**Given request:** With the pictures omitted, write out the entries that follow exactly as they stand.

**Material to process:**
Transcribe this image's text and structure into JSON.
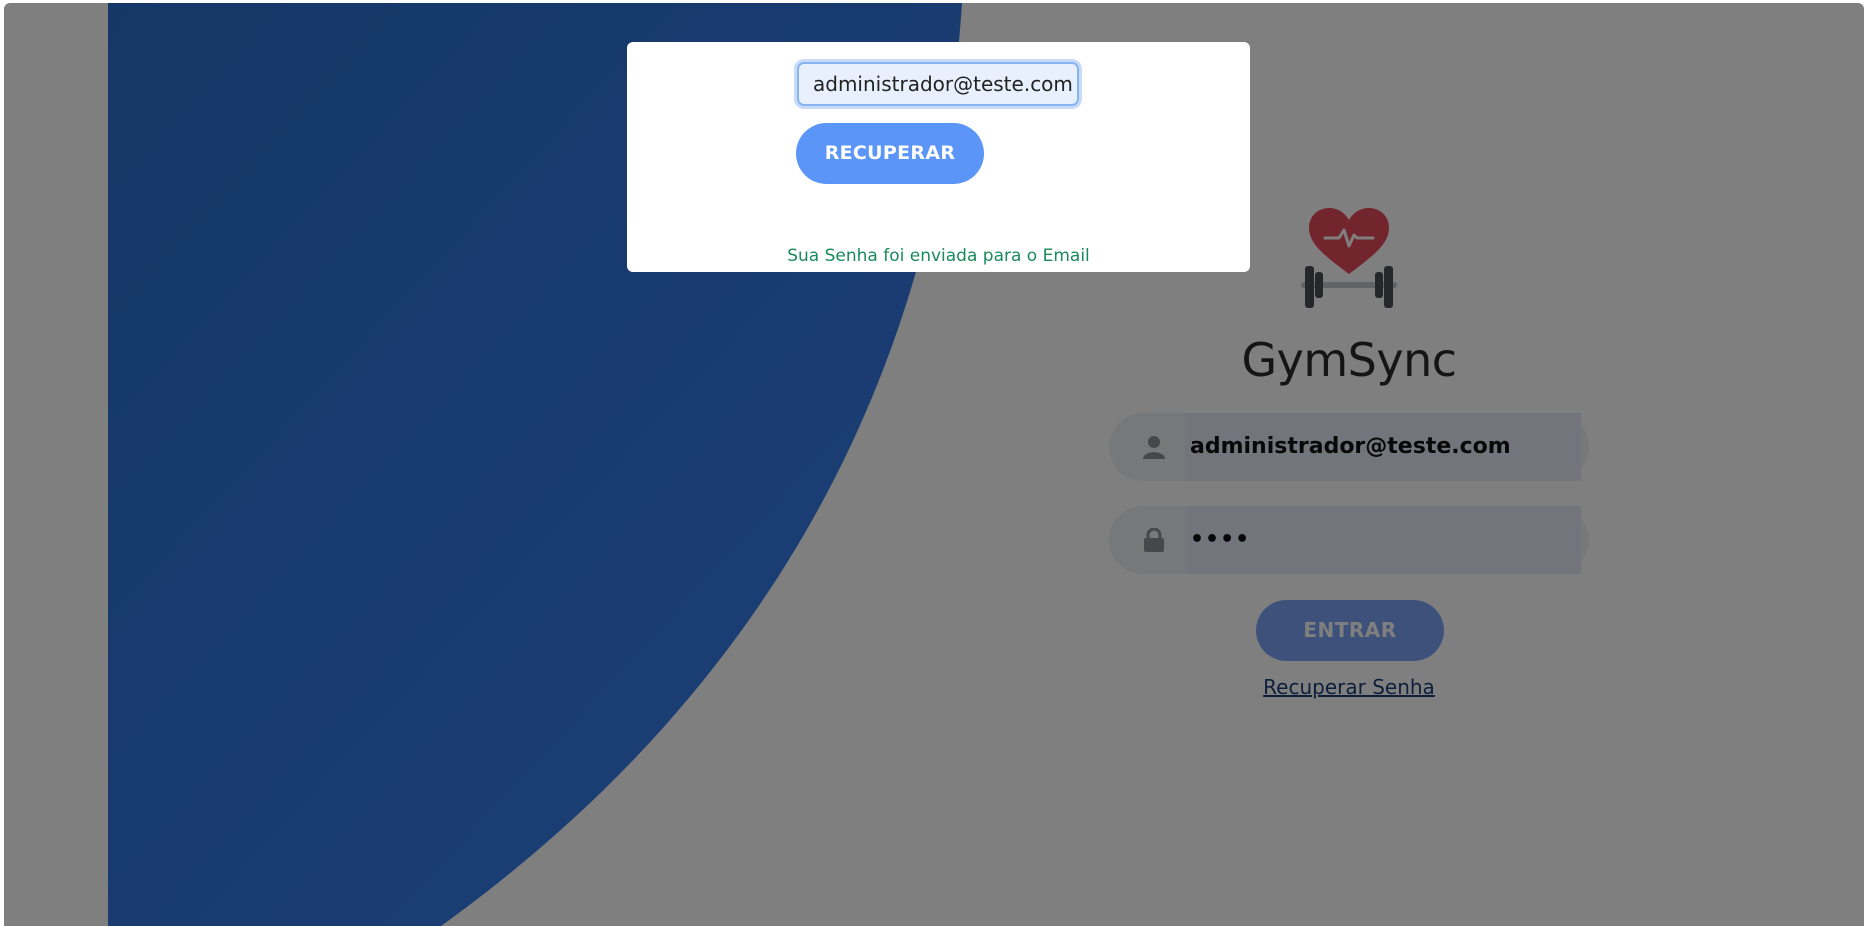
{
  "app": {
    "title": "GymSync"
  },
  "login": {
    "email_value": "administrador@teste.com",
    "password_masked": "••••",
    "submit_label": "ENTRAR",
    "recover_link": "Recuperar Senha"
  },
  "recovery_modal": {
    "email_value": "administrador@teste.com",
    "submit_label": "RECUPERAR",
    "success_message": "Sua Senha foi enviada para o Email"
  },
  "icons": {
    "logo": "heart-dumbbell-logo-icon",
    "user": "user-icon",
    "lock": "lock-icon"
  },
  "colors": {
    "brand_blue": "#2769cc",
    "button_blue": "#5b95f8",
    "link_blue": "#1c3e78",
    "heart_red": "#e64a5c",
    "success_green": "#1a8a5c"
  }
}
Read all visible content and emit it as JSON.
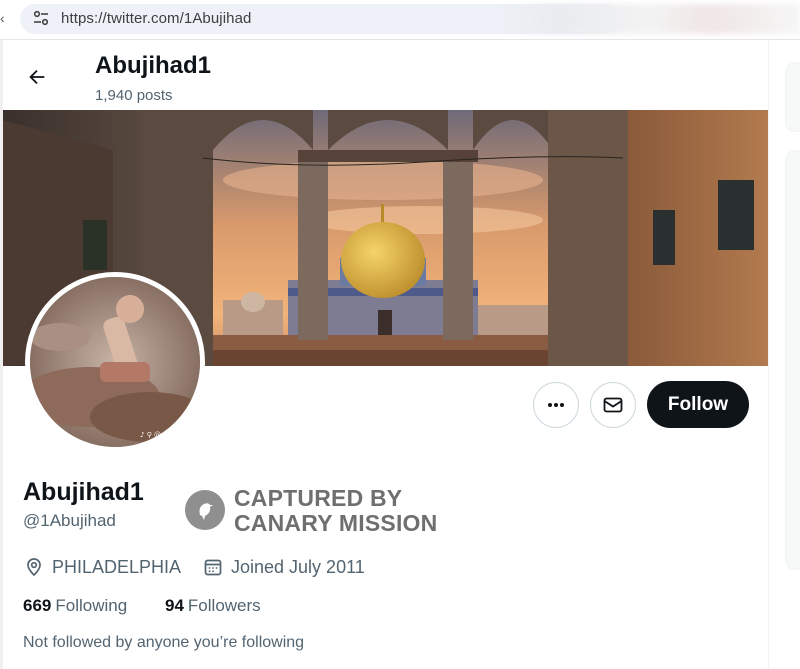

**Task answer:**
Transcribe this image's text and structure into JSON.
{
  "app": {
    "title": "GymSync"
  },
  "login": {
    "email_value": "administrador@teste.com",
    "password_masked": "••••",
    "submit_label": "ENTRAR",
    "recover_link": "Recuperar Senha"
  },
  "recovery_modal": {
    "email_value": "administrador@teste.com",
    "submit_label": "RECUPERAR",
    "success_message": "Sua Senha foi enviada para o Email"
  },
  "icons": {
    "logo": "heart-dumbbell-logo-icon",
    "user": "user-icon",
    "lock": "lock-icon"
  },
  "colors": {
    "brand_blue": "#2769cc",
    "button_blue": "#5b95f8",
    "link_blue": "#1c3e78",
    "heart_red": "#e64a5c",
    "success_green": "#1a8a5c"
  }
}
Read all visible content and emit it as JSON.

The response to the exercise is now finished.